begin ENTRIES

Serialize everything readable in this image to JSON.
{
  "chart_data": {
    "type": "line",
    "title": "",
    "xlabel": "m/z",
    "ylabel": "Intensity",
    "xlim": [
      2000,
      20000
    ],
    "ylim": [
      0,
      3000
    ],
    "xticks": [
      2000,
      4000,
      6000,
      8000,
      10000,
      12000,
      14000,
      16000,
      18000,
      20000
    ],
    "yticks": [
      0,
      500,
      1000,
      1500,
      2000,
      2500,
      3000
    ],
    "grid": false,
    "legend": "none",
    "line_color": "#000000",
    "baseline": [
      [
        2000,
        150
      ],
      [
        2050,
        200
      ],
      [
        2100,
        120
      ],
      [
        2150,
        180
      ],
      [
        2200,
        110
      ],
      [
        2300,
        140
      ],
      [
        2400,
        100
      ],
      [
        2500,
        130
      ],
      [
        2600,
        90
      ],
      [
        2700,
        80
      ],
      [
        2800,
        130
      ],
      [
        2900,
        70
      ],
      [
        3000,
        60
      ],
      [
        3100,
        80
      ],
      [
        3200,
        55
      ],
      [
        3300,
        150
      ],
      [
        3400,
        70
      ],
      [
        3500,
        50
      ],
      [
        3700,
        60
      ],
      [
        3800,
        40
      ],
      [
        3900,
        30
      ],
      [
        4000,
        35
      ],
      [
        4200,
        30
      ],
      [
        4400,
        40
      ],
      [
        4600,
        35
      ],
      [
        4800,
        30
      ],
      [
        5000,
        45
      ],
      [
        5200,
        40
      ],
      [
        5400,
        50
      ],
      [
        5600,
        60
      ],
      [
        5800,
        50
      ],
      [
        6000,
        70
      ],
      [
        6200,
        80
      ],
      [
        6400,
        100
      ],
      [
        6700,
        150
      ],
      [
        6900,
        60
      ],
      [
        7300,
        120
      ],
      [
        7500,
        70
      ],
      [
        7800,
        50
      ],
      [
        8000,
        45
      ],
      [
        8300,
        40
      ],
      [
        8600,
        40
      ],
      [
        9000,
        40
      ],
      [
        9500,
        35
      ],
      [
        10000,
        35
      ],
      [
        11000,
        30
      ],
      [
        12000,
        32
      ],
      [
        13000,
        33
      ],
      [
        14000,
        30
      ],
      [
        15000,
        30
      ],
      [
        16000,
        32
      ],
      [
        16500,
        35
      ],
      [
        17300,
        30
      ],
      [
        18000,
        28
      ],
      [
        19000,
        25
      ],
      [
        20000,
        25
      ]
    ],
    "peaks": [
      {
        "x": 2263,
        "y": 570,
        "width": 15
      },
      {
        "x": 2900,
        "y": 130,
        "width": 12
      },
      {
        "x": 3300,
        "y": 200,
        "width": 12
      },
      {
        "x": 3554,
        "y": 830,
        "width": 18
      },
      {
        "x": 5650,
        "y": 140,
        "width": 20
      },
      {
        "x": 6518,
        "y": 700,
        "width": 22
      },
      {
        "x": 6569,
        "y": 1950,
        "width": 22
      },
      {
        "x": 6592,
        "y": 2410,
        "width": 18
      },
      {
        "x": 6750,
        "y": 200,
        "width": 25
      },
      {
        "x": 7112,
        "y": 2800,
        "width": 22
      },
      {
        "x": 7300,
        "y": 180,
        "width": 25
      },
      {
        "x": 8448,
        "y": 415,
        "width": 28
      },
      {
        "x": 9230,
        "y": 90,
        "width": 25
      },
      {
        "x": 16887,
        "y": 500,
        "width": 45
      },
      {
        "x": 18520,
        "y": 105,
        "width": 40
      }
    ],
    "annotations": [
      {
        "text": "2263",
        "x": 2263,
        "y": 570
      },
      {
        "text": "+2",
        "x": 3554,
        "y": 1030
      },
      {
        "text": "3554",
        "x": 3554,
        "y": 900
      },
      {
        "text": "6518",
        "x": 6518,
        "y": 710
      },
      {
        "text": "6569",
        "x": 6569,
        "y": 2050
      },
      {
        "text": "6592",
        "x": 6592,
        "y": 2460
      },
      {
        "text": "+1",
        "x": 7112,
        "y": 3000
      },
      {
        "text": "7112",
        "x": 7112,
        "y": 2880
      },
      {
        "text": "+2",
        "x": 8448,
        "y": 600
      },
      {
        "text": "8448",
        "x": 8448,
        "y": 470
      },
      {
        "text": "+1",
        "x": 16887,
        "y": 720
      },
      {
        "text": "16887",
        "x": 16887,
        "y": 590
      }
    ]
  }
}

end ENTRIES

§ **TASK TO CARRY OUT**: From the listing above, reproduce all the lines exactly.

§ **SOLVED PROBLEM**:
Serialize everything readable in this image to JSON.
{
  "chart_data": {
    "type": "line",
    "title": "",
    "xlabel": "m/z",
    "ylabel": "Intensity",
    "xlim": [
      2000,
      20000
    ],
    "ylim": [
      0,
      3000
    ],
    "xticks": [
      2000,
      4000,
      6000,
      8000,
      10000,
      12000,
      14000,
      16000,
      18000,
      20000
    ],
    "yticks": [
      0,
      500,
      1000,
      1500,
      2000,
      2500,
      3000
    ],
    "grid": false,
    "legend": "none",
    "line_color": "#000000",
    "baseline": [
      [
        2000,
        150
      ],
      [
        2050,
        200
      ],
      [
        2100,
        120
      ],
      [
        2150,
        180
      ],
      [
        2200,
        110
      ],
      [
        2300,
        140
      ],
      [
        2400,
        100
      ],
      [
        2500,
        130
      ],
      [
        2600,
        90
      ],
      [
        2700,
        80
      ],
      [
        2800,
        130
      ],
      [
        2900,
        70
      ],
      [
        3000,
        60
      ],
      [
        3100,
        80
      ],
      [
        3200,
        55
      ],
      [
        3300,
        150
      ],
      [
        3400,
        70
      ],
      [
        3500,
        50
      ],
      [
        3700,
        60
      ],
      [
        3800,
        40
      ],
      [
        3900,
        30
      ],
      [
        4000,
        35
      ],
      [
        4200,
        30
      ],
      [
        4400,
        40
      ],
      [
        4600,
        35
      ],
      [
        4800,
        30
      ],
      [
        5000,
        45
      ],
      [
        5200,
        40
      ],
      [
        5400,
        50
      ],
      [
        5600,
        60
      ],
      [
        5800,
        50
      ],
      [
        6000,
        70
      ],
      [
        6200,
        80
      ],
      [
        6400,
        100
      ],
      [
        6700,
        150
      ],
      [
        6900,
        60
      ],
      [
        7300,
        120
      ],
      [
        7500,
        70
      ],
      [
        7800,
        50
      ],
      [
        8000,
        45
      ],
      [
        8300,
        40
      ],
      [
        8600,
        40
      ],
      [
        9000,
        40
      ],
      [
        9500,
        35
      ],
      [
        10000,
        35
      ],
      [
        11000,
        30
      ],
      [
        12000,
        32
      ],
      [
        13000,
        33
      ],
      [
        14000,
        30
      ],
      [
        15000,
        30
      ],
      [
        16000,
        32
      ],
      [
        16500,
        35
      ],
      [
        17300,
        30
      ],
      [
        18000,
        28
      ],
      [
        19000,
        25
      ],
      [
        20000,
        25
      ]
    ],
    "peaks": [
      {
        "x": 2263,
        "y": 570,
        "width": 15
      },
      {
        "x": 2900,
        "y": 130,
        "width": 12
      },
      {
        "x": 3300,
        "y": 200,
        "width": 12
      },
      {
        "x": 3554,
        "y": 830,
        "width": 18
      },
      {
        "x": 5650,
        "y": 140,
        "width": 20
      },
      {
        "x": 6518,
        "y": 700,
        "width": 22
      },
      {
        "x": 6569,
        "y": 1950,
        "width": 22
      },
      {
        "x": 6592,
        "y": 2410,
        "width": 18
      },
      {
        "x": 6750,
        "y": 200,
        "width": 25
      },
      {
        "x": 7112,
        "y": 2800,
        "width": 22
      },
      {
        "x": 7300,
        "y": 180,
        "width": 25
      },
      {
        "x": 8448,
        "y": 415,
        "width": 28
      },
      {
        "x": 9230,
        "y": 90,
        "width": 25
      },
      {
        "x": 16887,
        "y": 500,
        "width": 45
      },
      {
        "x": 18520,
        "y": 105,
        "width": 40
      }
    ],
    "annotations": [
      {
        "text": "2263",
        "x": 2263,
        "y": 570
      },
      {
        "text": "+2",
        "x": 3554,
        "y": 1030
      },
      {
        "text": "3554",
        "x": 3554,
        "y": 900
      },
      {
        "text": "6518",
        "x": 6518,
        "y": 710
      },
      {
        "text": "6569",
        "x": 6569,
        "y": 2050
      },
      {
        "text": "6592",
        "x": 6592,
        "y": 2460
      },
      {
        "text": "+1",
        "x": 7112,
        "y": 3000
      },
      {
        "text": "7112",
        "x": 7112,
        "y": 2880
      },
      {
        "text": "+2",
        "x": 8448,
        "y": 600
      },
      {
        "text": "8448",
        "x": 8448,
        "y": 470
      },
      {
        "text": "+1",
        "x": 16887,
        "y": 720
      },
      {
        "text": "16887",
        "x": 16887,
        "y": 590
      }
    ]
  }
}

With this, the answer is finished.